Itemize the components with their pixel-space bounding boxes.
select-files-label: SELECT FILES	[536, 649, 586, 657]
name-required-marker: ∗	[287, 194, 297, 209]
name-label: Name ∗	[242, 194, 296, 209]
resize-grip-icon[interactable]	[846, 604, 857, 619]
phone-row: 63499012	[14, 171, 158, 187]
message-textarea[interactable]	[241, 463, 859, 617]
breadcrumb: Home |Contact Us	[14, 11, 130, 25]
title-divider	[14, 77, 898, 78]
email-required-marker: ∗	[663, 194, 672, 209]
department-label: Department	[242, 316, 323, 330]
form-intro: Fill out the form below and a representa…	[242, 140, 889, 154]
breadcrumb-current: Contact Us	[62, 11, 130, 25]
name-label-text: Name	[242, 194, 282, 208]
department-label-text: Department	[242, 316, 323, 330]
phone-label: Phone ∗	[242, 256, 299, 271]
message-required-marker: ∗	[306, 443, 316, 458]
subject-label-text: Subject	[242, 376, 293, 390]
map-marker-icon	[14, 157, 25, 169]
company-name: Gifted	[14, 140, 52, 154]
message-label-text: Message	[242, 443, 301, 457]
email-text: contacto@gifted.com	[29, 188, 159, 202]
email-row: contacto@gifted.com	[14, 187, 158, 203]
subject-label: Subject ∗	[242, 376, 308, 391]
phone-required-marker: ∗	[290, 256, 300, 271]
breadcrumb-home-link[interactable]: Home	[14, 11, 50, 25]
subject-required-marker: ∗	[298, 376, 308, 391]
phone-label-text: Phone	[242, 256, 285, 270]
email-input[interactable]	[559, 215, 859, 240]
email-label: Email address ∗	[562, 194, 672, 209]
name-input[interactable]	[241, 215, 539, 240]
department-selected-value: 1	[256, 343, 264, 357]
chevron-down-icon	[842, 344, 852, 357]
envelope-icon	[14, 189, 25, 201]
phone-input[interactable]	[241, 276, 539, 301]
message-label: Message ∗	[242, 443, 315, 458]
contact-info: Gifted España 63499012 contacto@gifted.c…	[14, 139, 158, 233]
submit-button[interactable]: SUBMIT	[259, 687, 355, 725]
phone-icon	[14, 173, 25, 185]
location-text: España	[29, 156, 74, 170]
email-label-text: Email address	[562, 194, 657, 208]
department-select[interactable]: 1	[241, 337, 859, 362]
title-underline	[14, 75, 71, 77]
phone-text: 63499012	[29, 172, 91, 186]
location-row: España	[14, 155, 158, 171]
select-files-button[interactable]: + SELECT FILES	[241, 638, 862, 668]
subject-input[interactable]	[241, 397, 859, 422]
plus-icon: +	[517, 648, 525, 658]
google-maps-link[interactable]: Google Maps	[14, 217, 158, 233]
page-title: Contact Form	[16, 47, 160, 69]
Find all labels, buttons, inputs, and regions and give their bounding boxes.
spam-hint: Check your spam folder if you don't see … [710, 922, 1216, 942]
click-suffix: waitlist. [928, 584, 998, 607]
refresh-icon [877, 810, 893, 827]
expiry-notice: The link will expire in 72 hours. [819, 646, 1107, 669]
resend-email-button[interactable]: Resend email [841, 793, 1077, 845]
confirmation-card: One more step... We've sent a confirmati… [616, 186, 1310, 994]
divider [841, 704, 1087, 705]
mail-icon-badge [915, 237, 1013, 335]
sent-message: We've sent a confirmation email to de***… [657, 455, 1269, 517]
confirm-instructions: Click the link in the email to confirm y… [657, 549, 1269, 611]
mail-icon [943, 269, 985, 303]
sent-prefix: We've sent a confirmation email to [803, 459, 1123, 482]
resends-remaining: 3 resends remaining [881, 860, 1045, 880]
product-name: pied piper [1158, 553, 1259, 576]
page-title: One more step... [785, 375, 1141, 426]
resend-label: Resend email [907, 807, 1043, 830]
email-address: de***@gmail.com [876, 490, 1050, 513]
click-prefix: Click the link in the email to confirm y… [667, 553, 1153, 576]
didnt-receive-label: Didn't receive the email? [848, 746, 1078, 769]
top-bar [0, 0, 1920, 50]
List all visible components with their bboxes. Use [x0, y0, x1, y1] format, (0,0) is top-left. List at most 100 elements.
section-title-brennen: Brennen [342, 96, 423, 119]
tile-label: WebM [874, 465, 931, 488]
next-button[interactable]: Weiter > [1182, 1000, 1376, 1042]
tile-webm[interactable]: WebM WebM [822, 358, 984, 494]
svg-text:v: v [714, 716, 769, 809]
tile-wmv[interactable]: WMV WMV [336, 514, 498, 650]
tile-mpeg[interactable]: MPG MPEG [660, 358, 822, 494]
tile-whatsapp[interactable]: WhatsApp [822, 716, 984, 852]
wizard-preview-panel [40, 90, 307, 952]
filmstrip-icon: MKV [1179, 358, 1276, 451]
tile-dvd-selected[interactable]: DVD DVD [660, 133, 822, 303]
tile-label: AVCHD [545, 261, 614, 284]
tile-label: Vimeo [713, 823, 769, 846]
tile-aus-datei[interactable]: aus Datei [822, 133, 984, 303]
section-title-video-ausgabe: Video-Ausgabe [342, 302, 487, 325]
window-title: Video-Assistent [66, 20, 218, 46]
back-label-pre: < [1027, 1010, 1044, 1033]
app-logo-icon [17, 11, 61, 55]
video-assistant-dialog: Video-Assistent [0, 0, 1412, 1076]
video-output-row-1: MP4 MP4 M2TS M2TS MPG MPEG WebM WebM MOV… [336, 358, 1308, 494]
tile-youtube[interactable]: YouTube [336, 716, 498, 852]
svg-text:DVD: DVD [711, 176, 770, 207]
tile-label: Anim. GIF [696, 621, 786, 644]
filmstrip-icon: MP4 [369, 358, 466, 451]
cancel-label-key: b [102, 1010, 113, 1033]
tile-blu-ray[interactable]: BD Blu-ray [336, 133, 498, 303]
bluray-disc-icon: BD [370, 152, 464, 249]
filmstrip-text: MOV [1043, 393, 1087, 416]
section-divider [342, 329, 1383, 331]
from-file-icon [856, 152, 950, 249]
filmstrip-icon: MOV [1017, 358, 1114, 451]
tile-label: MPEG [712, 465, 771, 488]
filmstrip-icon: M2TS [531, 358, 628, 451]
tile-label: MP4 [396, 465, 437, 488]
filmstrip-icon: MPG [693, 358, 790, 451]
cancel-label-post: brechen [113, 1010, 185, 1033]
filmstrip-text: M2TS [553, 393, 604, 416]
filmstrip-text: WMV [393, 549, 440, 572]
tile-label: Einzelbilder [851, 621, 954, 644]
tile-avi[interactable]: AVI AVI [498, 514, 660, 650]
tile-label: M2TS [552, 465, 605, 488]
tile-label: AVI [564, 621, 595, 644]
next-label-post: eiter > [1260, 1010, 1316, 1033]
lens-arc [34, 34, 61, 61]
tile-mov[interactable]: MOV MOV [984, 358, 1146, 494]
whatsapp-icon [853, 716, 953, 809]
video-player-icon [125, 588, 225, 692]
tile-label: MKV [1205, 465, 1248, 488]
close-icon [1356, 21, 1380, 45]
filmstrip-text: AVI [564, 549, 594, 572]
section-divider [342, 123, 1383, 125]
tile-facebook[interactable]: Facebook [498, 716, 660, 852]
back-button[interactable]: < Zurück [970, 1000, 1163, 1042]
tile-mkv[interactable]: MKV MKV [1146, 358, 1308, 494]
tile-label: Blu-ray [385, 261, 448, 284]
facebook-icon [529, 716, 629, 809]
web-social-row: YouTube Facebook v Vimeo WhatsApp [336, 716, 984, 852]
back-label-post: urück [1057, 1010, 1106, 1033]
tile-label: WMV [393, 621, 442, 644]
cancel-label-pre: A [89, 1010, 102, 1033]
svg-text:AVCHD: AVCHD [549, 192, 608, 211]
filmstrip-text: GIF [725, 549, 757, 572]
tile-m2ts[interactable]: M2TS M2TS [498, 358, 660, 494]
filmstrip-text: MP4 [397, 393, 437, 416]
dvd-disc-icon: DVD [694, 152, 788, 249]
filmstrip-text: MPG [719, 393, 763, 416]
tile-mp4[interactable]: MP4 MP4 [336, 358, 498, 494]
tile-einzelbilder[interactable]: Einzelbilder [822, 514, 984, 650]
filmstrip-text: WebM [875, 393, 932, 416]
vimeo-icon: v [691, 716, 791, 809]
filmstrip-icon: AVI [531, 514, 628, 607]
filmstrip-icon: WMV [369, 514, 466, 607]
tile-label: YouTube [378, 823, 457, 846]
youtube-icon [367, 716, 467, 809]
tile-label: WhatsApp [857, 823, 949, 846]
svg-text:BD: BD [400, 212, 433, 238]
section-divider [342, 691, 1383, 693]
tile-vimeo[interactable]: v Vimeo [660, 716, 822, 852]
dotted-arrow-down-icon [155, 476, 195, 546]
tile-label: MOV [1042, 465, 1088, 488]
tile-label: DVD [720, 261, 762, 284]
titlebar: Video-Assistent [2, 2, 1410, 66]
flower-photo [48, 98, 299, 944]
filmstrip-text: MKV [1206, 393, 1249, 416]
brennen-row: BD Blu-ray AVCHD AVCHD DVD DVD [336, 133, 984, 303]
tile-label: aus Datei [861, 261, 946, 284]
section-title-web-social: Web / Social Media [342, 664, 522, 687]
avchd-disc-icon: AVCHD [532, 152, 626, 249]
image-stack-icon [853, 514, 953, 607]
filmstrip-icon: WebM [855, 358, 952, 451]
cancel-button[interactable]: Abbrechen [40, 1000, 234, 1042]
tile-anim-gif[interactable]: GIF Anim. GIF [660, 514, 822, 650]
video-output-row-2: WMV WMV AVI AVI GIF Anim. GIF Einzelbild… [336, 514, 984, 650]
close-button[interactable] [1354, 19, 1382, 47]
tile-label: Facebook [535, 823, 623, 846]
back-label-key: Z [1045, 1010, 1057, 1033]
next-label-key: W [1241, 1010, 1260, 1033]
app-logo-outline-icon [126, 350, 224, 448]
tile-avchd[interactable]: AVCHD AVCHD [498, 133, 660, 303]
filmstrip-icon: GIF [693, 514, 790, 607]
- - - - - - -
Update the items from the first line through the line with "form-intro: Fill out", replacing "Contact Us" with "Get in Touch" and leaving everything else unchanged.

Itemize the components with their pixel-space bounding boxes.
select-files-label: SELECT FILES	[536, 649, 586, 657]
name-required-marker: ∗	[287, 194, 297, 209]
name-label: Name ∗	[242, 194, 296, 209]
resize-grip-icon[interactable]	[846, 604, 857, 619]
phone-row: 63499012	[14, 171, 158, 187]
message-textarea[interactable]	[241, 463, 859, 617]
breadcrumb: Home |Get in Touch	[14, 11, 130, 25]
title-divider	[14, 77, 898, 78]
email-required-marker: ∗	[663, 194, 672, 209]
department-label: Department	[242, 316, 323, 330]
form-intro: Fill out the form below and a representa…	[242, 140, 889, 154]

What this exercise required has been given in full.